### Problem
Count how many lines include "source" and answer with that number only.

### Items from a dataset
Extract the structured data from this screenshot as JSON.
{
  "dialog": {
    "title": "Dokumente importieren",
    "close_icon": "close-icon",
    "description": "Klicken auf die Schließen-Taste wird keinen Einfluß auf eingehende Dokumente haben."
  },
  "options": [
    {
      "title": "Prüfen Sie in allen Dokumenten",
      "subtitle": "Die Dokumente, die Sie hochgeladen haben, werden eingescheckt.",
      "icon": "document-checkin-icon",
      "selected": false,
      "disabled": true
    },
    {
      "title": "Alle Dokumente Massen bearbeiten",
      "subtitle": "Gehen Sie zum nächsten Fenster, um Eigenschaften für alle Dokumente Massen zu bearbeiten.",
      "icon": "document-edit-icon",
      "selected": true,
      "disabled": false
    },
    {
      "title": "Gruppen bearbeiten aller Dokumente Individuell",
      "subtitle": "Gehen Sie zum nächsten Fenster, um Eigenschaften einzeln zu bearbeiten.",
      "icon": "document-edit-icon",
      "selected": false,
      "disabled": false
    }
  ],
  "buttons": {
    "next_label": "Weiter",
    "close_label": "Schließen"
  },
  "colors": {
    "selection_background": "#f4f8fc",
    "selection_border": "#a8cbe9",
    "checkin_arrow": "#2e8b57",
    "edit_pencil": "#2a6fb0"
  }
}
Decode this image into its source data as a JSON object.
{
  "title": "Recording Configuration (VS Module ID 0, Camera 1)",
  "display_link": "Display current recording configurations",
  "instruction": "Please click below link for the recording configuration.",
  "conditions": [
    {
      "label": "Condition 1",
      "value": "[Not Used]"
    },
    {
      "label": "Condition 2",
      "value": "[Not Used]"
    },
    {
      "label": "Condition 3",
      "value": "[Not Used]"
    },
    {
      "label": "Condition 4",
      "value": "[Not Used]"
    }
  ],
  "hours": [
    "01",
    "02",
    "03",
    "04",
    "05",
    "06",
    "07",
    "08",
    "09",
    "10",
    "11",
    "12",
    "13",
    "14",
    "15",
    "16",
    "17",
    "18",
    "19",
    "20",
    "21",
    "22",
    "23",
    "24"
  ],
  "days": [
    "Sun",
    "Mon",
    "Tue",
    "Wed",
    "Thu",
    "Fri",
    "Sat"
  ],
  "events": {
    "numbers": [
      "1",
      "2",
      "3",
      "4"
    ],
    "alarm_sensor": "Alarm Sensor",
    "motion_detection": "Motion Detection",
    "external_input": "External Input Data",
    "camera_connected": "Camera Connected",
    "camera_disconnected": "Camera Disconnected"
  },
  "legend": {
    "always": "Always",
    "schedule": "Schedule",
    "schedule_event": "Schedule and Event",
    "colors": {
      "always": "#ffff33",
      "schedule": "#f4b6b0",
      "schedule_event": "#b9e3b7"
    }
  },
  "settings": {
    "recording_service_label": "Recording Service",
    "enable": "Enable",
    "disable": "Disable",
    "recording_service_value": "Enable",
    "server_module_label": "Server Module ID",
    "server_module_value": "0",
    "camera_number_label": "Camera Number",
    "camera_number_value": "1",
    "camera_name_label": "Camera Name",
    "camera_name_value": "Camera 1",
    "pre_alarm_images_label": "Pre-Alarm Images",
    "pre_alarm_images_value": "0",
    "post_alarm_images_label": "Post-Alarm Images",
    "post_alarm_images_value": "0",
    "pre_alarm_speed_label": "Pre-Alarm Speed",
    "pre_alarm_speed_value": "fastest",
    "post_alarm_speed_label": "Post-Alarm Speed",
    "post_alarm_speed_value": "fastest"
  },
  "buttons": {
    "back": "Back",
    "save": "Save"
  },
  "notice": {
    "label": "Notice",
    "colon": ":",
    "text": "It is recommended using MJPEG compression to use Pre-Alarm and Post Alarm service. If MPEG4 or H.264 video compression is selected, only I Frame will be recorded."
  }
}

...

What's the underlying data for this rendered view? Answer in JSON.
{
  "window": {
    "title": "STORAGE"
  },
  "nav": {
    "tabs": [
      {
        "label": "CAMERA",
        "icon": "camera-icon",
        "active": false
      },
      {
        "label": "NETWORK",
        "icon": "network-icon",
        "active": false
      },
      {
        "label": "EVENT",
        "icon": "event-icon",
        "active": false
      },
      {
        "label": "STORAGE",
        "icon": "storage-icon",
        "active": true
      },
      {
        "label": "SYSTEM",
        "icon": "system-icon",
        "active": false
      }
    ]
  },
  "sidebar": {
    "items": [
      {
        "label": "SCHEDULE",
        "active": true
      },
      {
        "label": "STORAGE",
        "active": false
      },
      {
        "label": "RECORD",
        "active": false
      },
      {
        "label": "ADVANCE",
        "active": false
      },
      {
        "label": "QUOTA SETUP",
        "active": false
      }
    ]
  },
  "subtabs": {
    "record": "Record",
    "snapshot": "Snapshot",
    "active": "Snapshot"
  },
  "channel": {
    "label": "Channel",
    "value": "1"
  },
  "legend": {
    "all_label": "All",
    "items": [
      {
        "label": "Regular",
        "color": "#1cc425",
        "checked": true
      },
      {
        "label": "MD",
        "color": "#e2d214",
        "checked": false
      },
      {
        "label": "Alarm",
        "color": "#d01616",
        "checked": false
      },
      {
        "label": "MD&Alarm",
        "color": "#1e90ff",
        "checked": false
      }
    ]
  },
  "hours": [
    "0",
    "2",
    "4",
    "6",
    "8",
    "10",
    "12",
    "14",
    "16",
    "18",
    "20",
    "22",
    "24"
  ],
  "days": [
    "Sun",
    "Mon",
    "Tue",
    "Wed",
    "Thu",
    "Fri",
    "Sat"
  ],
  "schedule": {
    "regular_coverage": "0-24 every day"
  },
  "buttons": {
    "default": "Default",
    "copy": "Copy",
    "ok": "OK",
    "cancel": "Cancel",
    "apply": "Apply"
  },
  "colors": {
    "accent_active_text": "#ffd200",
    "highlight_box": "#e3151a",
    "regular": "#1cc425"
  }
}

--

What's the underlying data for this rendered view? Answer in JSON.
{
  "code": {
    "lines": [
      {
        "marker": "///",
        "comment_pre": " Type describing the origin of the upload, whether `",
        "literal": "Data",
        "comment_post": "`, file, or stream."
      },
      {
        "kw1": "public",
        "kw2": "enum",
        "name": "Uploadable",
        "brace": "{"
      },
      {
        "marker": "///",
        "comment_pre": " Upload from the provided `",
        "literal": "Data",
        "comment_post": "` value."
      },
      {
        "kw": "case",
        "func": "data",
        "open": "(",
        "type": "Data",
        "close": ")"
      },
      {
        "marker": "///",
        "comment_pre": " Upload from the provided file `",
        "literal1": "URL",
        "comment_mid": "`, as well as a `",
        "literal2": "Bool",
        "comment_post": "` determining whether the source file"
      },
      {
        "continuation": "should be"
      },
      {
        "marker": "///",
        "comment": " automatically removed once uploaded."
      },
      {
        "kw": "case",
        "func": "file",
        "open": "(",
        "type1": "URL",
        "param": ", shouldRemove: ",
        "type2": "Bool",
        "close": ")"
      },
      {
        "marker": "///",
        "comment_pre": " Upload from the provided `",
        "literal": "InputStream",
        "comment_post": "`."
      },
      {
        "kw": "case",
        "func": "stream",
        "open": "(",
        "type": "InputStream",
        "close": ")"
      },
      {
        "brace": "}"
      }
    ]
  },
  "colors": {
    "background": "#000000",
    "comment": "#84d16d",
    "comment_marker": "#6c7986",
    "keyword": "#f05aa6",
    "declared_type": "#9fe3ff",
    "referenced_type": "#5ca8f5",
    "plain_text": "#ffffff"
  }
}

### The response
2